# [Goal]
Answer with nothing but the number of lines that include the word "Pitch".

# [Data records]
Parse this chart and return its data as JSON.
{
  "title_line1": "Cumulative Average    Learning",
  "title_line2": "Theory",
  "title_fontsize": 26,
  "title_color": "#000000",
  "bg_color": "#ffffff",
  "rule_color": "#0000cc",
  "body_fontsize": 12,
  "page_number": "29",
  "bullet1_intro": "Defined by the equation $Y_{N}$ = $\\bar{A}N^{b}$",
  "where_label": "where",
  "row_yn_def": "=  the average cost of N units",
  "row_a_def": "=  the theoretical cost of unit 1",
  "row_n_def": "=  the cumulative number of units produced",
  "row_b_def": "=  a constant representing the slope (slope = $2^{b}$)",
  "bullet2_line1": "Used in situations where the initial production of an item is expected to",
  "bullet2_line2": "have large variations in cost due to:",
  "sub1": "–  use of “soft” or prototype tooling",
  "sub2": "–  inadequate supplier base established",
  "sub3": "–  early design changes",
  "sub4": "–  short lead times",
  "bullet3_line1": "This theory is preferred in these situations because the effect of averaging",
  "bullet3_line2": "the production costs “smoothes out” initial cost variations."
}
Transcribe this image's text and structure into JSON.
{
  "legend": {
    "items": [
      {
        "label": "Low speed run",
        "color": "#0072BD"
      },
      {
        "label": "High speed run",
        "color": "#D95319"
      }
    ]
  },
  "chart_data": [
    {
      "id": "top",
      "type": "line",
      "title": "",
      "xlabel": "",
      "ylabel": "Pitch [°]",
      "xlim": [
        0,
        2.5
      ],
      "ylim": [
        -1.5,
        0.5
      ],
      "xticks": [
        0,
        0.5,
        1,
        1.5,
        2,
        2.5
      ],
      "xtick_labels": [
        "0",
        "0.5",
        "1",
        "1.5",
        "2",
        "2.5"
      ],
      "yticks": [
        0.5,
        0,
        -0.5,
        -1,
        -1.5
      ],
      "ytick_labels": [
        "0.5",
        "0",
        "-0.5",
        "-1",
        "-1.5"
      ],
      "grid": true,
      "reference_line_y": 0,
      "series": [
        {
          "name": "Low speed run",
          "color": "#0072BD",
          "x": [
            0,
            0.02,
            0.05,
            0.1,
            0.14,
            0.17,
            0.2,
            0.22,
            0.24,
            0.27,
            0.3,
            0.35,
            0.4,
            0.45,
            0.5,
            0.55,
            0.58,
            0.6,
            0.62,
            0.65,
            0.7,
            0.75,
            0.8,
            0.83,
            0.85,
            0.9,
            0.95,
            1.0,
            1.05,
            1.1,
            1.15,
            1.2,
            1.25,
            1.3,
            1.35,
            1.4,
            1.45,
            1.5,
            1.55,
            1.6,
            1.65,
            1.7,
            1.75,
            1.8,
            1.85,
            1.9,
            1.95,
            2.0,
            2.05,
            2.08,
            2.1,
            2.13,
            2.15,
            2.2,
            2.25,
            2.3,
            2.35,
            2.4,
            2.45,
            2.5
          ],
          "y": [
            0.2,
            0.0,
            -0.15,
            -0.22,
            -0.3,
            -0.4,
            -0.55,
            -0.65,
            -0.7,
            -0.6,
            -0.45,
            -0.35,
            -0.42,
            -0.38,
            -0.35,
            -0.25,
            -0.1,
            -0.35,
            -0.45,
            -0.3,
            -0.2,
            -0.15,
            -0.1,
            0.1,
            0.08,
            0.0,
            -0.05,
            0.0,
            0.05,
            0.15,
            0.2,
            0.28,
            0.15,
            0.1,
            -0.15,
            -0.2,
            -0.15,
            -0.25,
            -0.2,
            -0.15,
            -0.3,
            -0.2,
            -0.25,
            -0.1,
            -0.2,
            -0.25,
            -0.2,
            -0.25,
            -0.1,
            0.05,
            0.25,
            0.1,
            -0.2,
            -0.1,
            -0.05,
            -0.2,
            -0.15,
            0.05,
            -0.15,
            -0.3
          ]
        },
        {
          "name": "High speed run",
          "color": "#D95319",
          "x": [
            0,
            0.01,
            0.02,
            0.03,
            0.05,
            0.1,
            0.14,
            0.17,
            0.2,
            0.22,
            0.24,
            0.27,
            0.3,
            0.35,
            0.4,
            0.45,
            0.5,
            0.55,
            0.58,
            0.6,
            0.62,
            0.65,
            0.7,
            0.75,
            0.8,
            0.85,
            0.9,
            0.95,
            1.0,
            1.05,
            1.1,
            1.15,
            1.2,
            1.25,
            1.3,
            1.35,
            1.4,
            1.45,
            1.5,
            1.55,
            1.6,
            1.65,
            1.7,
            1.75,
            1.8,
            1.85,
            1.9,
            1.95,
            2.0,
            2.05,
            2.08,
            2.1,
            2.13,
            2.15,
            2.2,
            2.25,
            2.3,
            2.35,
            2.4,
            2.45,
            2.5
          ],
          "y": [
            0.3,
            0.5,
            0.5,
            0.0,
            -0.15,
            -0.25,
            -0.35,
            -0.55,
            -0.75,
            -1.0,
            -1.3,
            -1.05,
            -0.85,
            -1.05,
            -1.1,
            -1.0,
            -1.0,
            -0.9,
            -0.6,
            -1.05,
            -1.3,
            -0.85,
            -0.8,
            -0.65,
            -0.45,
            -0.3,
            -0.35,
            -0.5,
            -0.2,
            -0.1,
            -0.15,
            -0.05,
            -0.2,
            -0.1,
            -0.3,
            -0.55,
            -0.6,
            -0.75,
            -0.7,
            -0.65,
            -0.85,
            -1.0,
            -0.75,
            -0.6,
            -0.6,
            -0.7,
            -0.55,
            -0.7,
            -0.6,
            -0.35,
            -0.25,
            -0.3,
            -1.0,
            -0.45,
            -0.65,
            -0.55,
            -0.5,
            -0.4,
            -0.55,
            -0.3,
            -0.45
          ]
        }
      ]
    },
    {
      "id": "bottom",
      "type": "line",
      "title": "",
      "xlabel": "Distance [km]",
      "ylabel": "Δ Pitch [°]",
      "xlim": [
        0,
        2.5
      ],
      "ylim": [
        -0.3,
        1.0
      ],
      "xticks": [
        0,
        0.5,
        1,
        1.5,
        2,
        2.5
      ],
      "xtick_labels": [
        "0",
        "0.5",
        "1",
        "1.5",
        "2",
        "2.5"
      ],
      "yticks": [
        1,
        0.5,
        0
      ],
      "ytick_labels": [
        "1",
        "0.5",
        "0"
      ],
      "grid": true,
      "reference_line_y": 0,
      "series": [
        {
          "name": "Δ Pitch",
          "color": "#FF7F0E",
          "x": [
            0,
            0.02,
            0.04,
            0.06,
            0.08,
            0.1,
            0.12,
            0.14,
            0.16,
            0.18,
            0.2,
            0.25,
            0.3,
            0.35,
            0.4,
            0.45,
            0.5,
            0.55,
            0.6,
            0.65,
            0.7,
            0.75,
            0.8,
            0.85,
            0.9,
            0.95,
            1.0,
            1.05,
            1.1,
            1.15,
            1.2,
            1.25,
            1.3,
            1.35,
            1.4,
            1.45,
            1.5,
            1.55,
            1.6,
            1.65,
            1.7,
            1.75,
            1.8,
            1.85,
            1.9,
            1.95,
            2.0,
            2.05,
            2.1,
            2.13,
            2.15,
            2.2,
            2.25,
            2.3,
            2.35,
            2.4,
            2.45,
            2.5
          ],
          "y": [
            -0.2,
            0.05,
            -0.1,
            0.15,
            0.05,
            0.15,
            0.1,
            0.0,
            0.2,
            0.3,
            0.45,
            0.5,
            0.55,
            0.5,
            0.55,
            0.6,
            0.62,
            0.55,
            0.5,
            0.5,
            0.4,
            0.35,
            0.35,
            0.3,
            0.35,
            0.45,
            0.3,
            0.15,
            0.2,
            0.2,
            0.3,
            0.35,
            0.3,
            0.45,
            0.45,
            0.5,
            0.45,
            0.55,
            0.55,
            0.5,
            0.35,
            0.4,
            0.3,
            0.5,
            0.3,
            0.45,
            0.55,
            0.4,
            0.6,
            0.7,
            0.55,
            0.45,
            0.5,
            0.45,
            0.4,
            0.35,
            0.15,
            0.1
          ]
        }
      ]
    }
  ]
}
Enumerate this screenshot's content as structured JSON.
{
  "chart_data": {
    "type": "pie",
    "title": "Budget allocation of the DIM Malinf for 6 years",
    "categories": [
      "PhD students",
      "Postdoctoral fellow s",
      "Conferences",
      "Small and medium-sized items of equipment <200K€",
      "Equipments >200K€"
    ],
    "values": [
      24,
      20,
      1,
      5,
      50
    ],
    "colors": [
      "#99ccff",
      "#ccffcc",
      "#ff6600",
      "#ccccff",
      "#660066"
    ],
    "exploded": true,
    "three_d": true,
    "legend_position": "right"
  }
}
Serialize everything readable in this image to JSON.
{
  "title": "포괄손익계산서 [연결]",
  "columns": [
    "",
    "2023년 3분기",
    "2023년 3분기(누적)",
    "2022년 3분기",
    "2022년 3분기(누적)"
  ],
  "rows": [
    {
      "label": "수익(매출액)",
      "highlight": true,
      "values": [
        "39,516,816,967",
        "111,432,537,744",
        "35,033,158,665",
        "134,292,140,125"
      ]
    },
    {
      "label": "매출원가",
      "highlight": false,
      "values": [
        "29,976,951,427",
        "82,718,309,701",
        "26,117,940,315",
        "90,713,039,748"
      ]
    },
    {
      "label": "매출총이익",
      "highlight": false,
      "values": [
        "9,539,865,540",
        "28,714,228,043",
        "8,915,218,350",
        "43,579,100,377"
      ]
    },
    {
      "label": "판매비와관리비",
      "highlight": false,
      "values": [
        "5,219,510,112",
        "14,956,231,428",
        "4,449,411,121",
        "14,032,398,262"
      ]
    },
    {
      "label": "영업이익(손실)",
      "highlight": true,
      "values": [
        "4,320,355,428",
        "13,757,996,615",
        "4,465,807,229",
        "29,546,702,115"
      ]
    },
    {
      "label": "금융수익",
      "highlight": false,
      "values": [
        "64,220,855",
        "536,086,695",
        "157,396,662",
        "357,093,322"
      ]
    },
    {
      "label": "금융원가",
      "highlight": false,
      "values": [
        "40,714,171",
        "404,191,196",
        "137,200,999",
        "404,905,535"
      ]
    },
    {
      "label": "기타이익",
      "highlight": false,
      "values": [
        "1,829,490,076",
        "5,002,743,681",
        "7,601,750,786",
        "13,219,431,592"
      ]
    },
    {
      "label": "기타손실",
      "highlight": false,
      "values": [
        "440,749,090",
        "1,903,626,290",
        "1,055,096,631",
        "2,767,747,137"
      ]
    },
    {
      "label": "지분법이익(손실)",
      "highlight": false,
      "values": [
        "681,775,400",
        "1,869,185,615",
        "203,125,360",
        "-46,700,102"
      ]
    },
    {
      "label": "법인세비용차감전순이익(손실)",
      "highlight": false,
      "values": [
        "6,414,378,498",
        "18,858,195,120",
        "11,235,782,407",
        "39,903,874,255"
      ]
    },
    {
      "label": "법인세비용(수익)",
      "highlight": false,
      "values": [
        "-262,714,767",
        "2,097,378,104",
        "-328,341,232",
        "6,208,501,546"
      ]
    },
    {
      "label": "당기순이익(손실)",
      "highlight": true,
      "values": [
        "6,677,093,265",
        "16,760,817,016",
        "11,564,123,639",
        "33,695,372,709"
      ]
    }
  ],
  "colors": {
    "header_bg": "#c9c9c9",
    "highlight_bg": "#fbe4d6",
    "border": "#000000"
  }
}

# [Expected answer]
3